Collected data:
[start]

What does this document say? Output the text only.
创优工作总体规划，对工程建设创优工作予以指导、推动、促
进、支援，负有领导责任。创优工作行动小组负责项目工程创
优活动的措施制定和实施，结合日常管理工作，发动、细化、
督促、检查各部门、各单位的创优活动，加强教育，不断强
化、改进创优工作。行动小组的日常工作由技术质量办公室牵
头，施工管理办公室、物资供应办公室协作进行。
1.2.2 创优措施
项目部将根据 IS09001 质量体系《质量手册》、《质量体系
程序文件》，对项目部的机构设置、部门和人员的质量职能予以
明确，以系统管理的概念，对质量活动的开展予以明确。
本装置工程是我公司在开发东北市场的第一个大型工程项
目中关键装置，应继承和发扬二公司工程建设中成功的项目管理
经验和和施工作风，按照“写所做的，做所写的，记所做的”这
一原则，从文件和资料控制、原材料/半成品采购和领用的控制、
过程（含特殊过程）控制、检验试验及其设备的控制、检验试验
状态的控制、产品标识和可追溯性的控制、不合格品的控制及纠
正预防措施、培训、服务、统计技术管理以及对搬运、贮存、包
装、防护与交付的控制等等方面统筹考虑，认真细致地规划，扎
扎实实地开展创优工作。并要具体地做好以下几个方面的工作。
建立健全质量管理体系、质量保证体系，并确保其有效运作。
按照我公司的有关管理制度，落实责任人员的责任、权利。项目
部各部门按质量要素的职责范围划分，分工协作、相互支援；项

[end]

▸ **Set exercise**:
All of the entries must be quoted exactly; please include each one.

▸ **Task output**:
What does this document say? Output the text only.
创优工作总体规划，对工程建设创优工作予以指导、推动、促
进、支援，负有领导责任。创优工作行动小组负责项目工程创
优活动的措施制定和实施，结合日常管理工作，发动、细化、
督促、检查各部门、各单位的创优活动，加强教育，不断强
化、改进创优工作。行动小组的日常工作由技术质量办公室牵
头，施工管理办公室、物资供应办公室协作进行。
1.2.2 创优措施
项目部将根据 IS09001 质量体系《质量手册》、《质量体系
程序文件》，对项目部的机构设置、部门和人员的质量职能予以
明确，以系统管理的概念，对质量活动的开展予以明确。
本装置工程是我公司在开发东北市场的第一个大型工程项
目中关键装置，应继承和发扬二公司工程建设中成功的项目管理
经验和和施工作风，按照“写所做的，做所写的，记所做的”这
一原则，从文件和资料控制、原材料/半成品采购和领用的控制、
过程（含特殊过程）控制、检验试验及其设备的控制、检验试验
状态的控制、产品标识和可追溯性的控制、不合格品的控制及纠
正预防措施、培训、服务、统计技术管理以及对搬运、贮存、包
装、防护与交付的控制等等方面统筹考虑，认真细致地规划，扎
扎实实地开展创优工作。并要具体地做好以下几个方面的工作。
建立健全质量管理体系、质量保证体系，并确保其有效运作。
按照我公司的有关管理制度，落实责任人员的责任、权利。项目
部各部门按质量要素的职责范围划分，分工协作、相互支援；项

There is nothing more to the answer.